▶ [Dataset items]
-*-*-

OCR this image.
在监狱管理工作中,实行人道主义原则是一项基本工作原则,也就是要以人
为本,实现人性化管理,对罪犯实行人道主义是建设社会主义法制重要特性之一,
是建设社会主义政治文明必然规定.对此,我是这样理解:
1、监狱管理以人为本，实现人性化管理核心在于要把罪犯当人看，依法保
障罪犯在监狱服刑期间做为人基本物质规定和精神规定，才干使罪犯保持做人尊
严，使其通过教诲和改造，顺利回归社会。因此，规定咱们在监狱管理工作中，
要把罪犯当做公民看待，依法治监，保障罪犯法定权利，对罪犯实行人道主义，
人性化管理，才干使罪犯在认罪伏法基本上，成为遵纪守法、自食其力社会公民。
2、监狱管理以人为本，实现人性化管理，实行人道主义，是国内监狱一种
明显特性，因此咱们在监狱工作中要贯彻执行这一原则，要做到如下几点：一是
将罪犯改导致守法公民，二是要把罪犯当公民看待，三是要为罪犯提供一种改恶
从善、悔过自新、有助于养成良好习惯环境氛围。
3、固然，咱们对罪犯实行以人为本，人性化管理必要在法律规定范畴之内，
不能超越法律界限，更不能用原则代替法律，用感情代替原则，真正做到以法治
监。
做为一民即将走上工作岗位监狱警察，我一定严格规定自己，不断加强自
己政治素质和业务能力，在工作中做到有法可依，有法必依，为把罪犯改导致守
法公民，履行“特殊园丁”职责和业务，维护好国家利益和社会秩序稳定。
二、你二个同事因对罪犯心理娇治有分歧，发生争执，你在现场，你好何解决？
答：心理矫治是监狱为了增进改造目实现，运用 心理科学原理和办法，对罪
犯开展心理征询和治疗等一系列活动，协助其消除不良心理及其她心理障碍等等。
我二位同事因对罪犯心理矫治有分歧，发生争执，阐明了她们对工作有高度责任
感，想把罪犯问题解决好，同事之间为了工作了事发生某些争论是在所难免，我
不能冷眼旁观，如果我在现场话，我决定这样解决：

-*-*-

▶ [SHORT PROBLEM]
Reproduce the material above exactly; please quote every line of it.

▶ [SOLUTION TO THIS PROBLEM]
OCR this image.
在监狱管理工作中,实行人道主义原则是一项基本工作原则,也就是要以人
为本,实现人性化管理,对罪犯实行人道主义是建设社会主义法制重要特性之一,
是建设社会主义政治文明必然规定.对此,我是这样理解:
1、监狱管理以人为本，实现人性化管理核心在于要把罪犯当人看，依法保
障罪犯在监狱服刑期间做为人基本物质规定和精神规定，才干使罪犯保持做人尊
严，使其通过教诲和改造，顺利回归社会。因此，规定咱们在监狱管理工作中，
要把罪犯当做公民看待，依法治监，保障罪犯法定权利，对罪犯实行人道主义，
人性化管理，才干使罪犯在认罪伏法基本上，成为遵纪守法、自食其力社会公民。
2、监狱管理以人为本，实现人性化管理，实行人道主义，是国内监狱一种
明显特性，因此咱们在监狱工作中要贯彻执行这一原则，要做到如下几点：一是
将罪犯改导致守法公民，二是要把罪犯当公民看待，三是要为罪犯提供一种改恶
从善、悔过自新、有助于养成良好习惯环境氛围。
3、固然，咱们对罪犯实行以人为本，人性化管理必要在法律规定范畴之内，
不能超越法律界限，更不能用原则代替法律，用感情代替原则，真正做到以法治
监。
做为一民即将走上工作岗位监狱警察，我一定严格规定自己，不断加强自
己政治素质和业务能力，在工作中做到有法可依，有法必依，为把罪犯改导致守
法公民，履行“特殊园丁”职责和业务，维护好国家利益和社会秩序稳定。
二、你二个同事因对罪犯心理娇治有分歧，发生争执，你在现场，你好何解决？
答：心理矫治是监狱为了增进改造目实现，运用 心理科学原理和办法，对罪
犯开展心理征询和治疗等一系列活动，协助其消除不良心理及其她心理障碍等等。
我二位同事因对罪犯心理矫治有分歧，发生争执，阐明了她们对工作有高度责任
感，想把罪犯问题解决好，同事之间为了工作了事发生某些争论是在所难免，我
不能冷眼旁观，如果我在现场话，我决定这样解决：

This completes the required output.